• **SET EXERCISE**: Transcribe all the records exactly and omit any images they hold.

Extracted data entries:

____

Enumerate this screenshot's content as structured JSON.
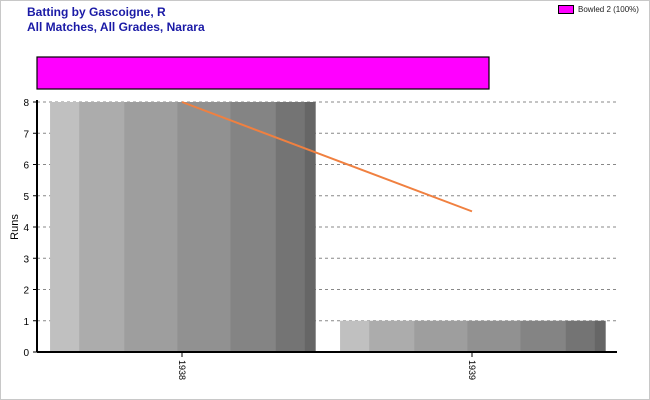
{
  "header": {
    "title_line1": "Batting by Gascoigne, R",
    "title_line2": "All Matches, All Grades, Narara"
  },
  "legend": {
    "label": "Bowled 2 (100%)",
    "color": "#ff00ff"
  },
  "colors": {
    "dismissal_bar": "#ff00ff",
    "trend_line": "#f08040",
    "grid": "#888888"
  },
  "chart_data": {
    "type": "bar",
    "categories": [
      "1938",
      "1939"
    ],
    "values": [
      8,
      1
    ],
    "ylabel": "Runs",
    "xlabel": "",
    "ylim": [
      0,
      8
    ],
    "yticks": [
      0,
      1,
      2,
      3,
      4,
      5,
      6,
      7,
      8
    ],
    "grid": true,
    "legend_position": "top-right",
    "trend_line": {
      "start": 8,
      "end": 4.5
    },
    "dismissal_summary": [
      {
        "name": "Bowled",
        "count": 2,
        "percent": 100
      }
    ]
  }
}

____

• **FULL SOLUTION**:
Enumerate this screenshot's content as structured JSON.
{
  "header": {
    "title_line1": "Batting by Gascoigne, R",
    "title_line2": "All Matches, All Grades, Narara"
  },
  "legend": {
    "label": "Bowled 2 (100%)",
    "color": "#ff00ff"
  },
  "colors": {
    "dismissal_bar": "#ff00ff",
    "trend_line": "#f08040",
    "grid": "#888888"
  },
  "chart_data": {
    "type": "bar",
    "categories": [
      "1938",
      "1939"
    ],
    "values": [
      8,
      1
    ],
    "ylabel": "Runs",
    "xlabel": "",
    "ylim": [
      0,
      8
    ],
    "yticks": [
      0,
      1,
      2,
      3,
      4,
      5,
      6,
      7,
      8
    ],
    "grid": true,
    "legend_position": "top-right",
    "trend_line": {
      "start": 8,
      "end": 4.5
    },
    "dismissal_summary": [
      {
        "name": "Bowled",
        "count": 2,
        "percent": 100
      }
    ]
  }
}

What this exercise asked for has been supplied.